WORK TO BE COMPLETED » In the copy, include every entry exactly but none of the images.

:: RAW RECORDS

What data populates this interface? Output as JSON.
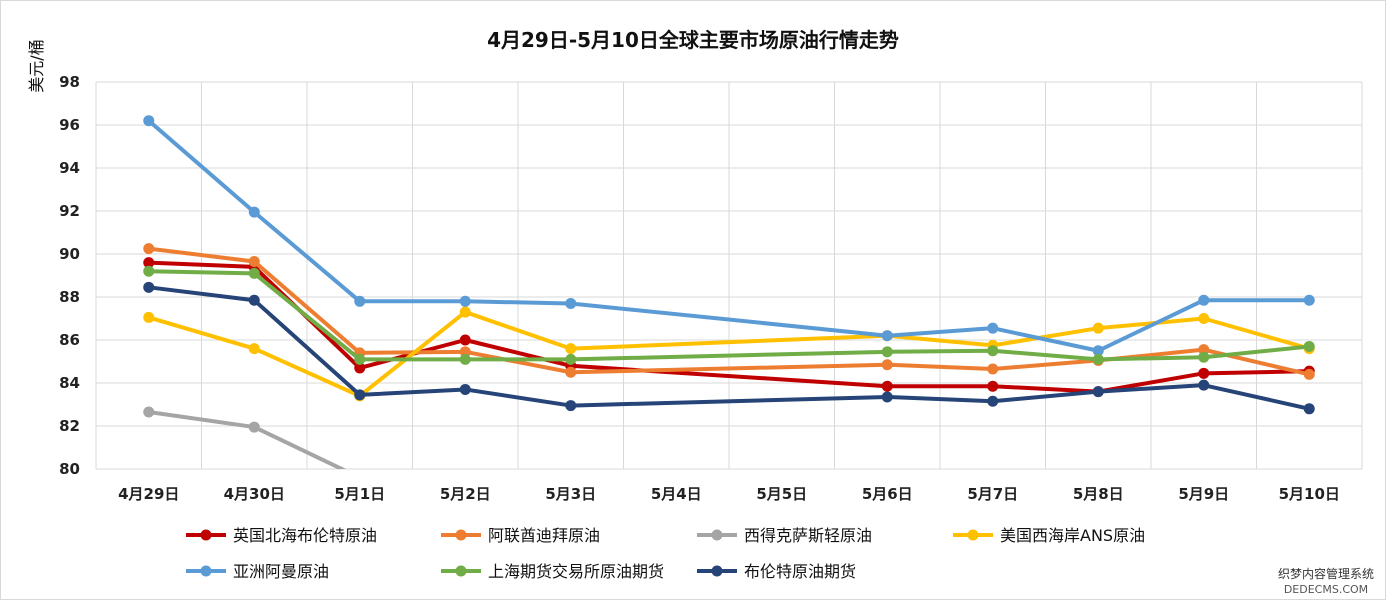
{
  "chart_data": {
    "type": "line",
    "title": "4月29日-5月10日全球主要市场原油行情走势",
    "ylabel": "美元/桶",
    "xlabel": "",
    "ylim": [
      80,
      98
    ],
    "yticks": [
      80,
      82,
      84,
      86,
      88,
      90,
      92,
      94,
      96,
      98
    ],
    "grid": true,
    "legend_position": "bottom",
    "categories": [
      "4月29日",
      "4月30日",
      "5月1日",
      "5月2日",
      "5月3日",
      "5月4日",
      "5月5日",
      "5月6日",
      "5月7日",
      "5月8日",
      "5月9日",
      "5月10日"
    ],
    "series": [
      {
        "name": "英国北海布伦特原油",
        "color": "#C00000",
        "values": [
          89.6,
          89.4,
          84.7,
          86.0,
          84.8,
          null,
          null,
          83.85,
          83.85,
          83.6,
          84.45,
          84.55
        ]
      },
      {
        "name": "阿联酋迪拜原油",
        "color": "#ED7D31",
        "values": [
          90.25,
          89.65,
          85.4,
          85.45,
          84.5,
          null,
          null,
          84.85,
          84.65,
          85.05,
          85.55,
          84.4
        ]
      },
      {
        "name": "西得克萨斯轻原油",
        "color": "#A5A5A5",
        "values": [
          82.65,
          81.95,
          79.6,
          null,
          null,
          null,
          null,
          null,
          null,
          null,
          null,
          null
        ]
      },
      {
        "name": "美国西海岸ANS原油",
        "color": "#FFC000",
        "values": [
          87.05,
          85.6,
          83.4,
          87.3,
          85.6,
          null,
          null,
          86.2,
          85.75,
          86.55,
          87.0,
          85.6
        ]
      },
      {
        "name": "亚洲阿曼原油",
        "color": "#5B9BD5",
        "values": [
          96.2,
          91.95,
          87.8,
          87.8,
          87.7,
          null,
          null,
          86.2,
          86.55,
          85.5,
          87.85,
          87.85
        ]
      },
      {
        "name": "上海期货交易所原油期货",
        "color": "#70AD47",
        "values": [
          89.2,
          89.1,
          85.1,
          85.1,
          85.1,
          null,
          null,
          85.45,
          85.5,
          85.1,
          85.2,
          85.7
        ]
      },
      {
        "name": "布伦特原油期货",
        "color": "#264478",
        "values": [
          88.45,
          87.85,
          83.45,
          83.7,
          82.95,
          null,
          null,
          83.35,
          83.15,
          83.6,
          83.9,
          82.8
        ]
      }
    ]
  },
  "watermark": {
    "line1": "织梦内容管理系统",
    "line2": "DEDECMS.COM"
  }
}
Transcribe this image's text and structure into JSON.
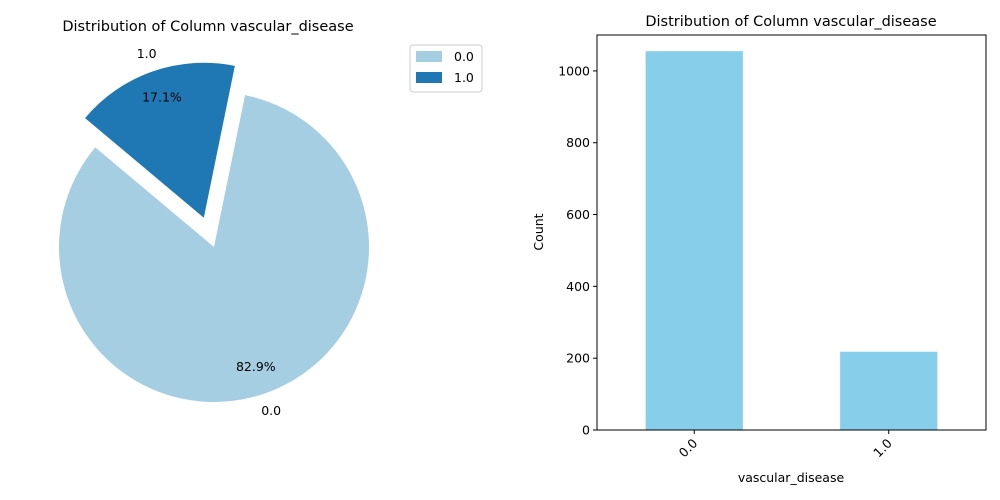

::::

FINAL RESULT »
What data populates this interface? Output as JSON.
{
  "chart_data": {
    "type": "line",
    "title": "4月29日-5月10日全球主要市场原油行情走势",
    "ylabel": "美元/桶",
    "xlabel": "",
    "ylim": [
      80,
      98
    ],
    "yticks": [
      80,
      82,
      84,
      86,
      88,
      90,
      92,
      94,
      96,
      98
    ],
    "grid": true,
    "legend_position": "bottom",
    "categories": [
      "4月29日",
      "4月30日",
      "5月1日",
      "5月2日",
      "5月3日",
      "5月4日",
      "5月5日",
      "5月6日",
      "5月7日",
      "5月8日",
      "5月9日",
      "5月10日"
    ],
    "series": [
      {
        "name": "英国北海布伦特原油",
        "color": "#C00000",
        "values": [
          89.6,
          89.4,
          84.7,
          86.0,
          84.8,
          null,
          null,
          83.85,
          83.85,
          83.6,
          84.45,
          84.55
        ]
      },
      {
        "name": "阿联酋迪拜原油",
        "color": "#ED7D31",
        "values": [
          90.25,
          89.65,
          85.4,
          85.45,
          84.5,
          null,
          null,
          84.85,
          84.65,
          85.05,
          85.55,
          84.4
        ]
      },
      {
        "name": "西得克萨斯轻原油",
        "color": "#A5A5A5",
        "values": [
          82.65,
          81.95,
          79.6,
          null,
          null,
          null,
          null,
          null,
          null,
          null,
          null,
          null
        ]
      },
      {
        "name": "美国西海岸ANS原油",
        "color": "#FFC000",
        "values": [
          87.05,
          85.6,
          83.4,
          87.3,
          85.6,
          null,
          null,
          86.2,
          85.75,
          86.55,
          87.0,
          85.6
        ]
      },
      {
        "name": "亚洲阿曼原油",
        "color": "#5B9BD5",
        "values": [
          96.2,
          91.95,
          87.8,
          87.8,
          87.7,
          null,
          null,
          86.2,
          86.55,
          85.5,
          87.85,
          87.85
        ]
      },
      {
        "name": "上海期货交易所原油期货",
        "color": "#70AD47",
        "values": [
          89.2,
          89.1,
          85.1,
          85.1,
          85.1,
          null,
          null,
          85.45,
          85.5,
          85.1,
          85.2,
          85.7
        ]
      },
      {
        "name": "布伦特原油期货",
        "color": "#264478",
        "values": [
          88.45,
          87.85,
          83.45,
          83.7,
          82.95,
          null,
          null,
          83.35,
          83.15,
          83.6,
          83.9,
          82.8
        ]
      }
    ]
  },
  "watermark": {
    "line1": "织梦内容管理系统",
    "line2": "DEDECMS.COM"
  }
}
Transcribe this image's text and structure into JSON.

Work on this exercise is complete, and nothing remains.